● INFORMATION SUPPLIED
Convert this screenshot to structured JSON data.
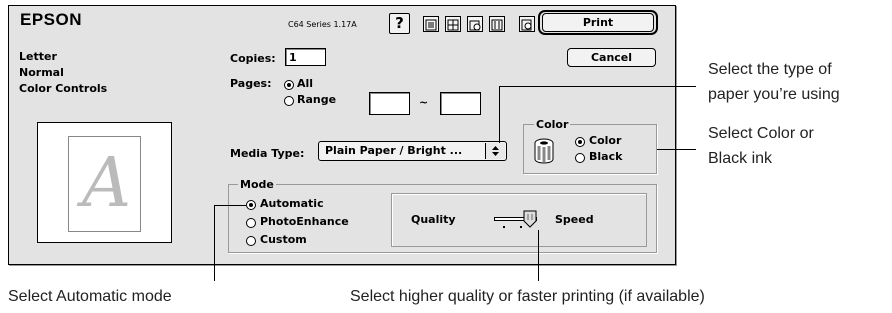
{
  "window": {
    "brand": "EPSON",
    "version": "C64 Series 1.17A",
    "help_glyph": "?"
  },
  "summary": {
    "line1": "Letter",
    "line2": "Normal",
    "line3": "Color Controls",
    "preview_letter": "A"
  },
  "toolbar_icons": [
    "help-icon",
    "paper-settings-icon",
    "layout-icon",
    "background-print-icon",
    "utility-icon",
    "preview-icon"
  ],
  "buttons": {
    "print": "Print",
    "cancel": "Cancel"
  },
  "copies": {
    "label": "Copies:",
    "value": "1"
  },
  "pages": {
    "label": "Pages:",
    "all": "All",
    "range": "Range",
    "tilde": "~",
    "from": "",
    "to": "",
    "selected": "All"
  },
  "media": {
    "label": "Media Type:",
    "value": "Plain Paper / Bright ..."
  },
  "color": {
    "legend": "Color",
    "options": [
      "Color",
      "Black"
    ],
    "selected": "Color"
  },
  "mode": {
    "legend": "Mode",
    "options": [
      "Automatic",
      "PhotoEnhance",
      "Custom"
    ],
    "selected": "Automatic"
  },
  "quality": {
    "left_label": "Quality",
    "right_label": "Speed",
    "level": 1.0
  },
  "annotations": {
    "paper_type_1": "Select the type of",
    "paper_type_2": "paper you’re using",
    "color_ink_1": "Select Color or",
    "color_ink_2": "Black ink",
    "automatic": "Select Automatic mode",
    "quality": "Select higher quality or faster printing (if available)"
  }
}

● GOAL
Pictures in the records above are not copied; print everything else exactly.

● FINAL RESULT
Convert this screenshot to structured JSON data.
{
  "window": {
    "brand": "EPSON",
    "version": "C64 Series 1.17A",
    "help_glyph": "?"
  },
  "summary": {
    "line1": "Letter",
    "line2": "Normal",
    "line3": "Color Controls",
    "preview_letter": "A"
  },
  "toolbar_icons": [
    "help-icon",
    "paper-settings-icon",
    "layout-icon",
    "background-print-icon",
    "utility-icon",
    "preview-icon"
  ],
  "buttons": {
    "print": "Print",
    "cancel": "Cancel"
  },
  "copies": {
    "label": "Copies:",
    "value": "1"
  },
  "pages": {
    "label": "Pages:",
    "all": "All",
    "range": "Range",
    "tilde": "~",
    "from": "",
    "to": "",
    "selected": "All"
  },
  "media": {
    "label": "Media Type:",
    "value": "Plain Paper / Bright ..."
  },
  "color": {
    "legend": "Color",
    "options": [
      "Color",
      "Black"
    ],
    "selected": "Color"
  },
  "mode": {
    "legend": "Mode",
    "options": [
      "Automatic",
      "PhotoEnhance",
      "Custom"
    ],
    "selected": "Automatic"
  },
  "quality": {
    "left_label": "Quality",
    "right_label": "Speed",
    "level": 1.0
  },
  "annotations": {
    "paper_type_1": "Select the type of",
    "paper_type_2": "paper you’re using",
    "color_ink_1": "Select Color or",
    "color_ink_2": "Black ink",
    "automatic": "Select Automatic mode",
    "quality": "Select higher quality or faster printing (if available)"
  }
}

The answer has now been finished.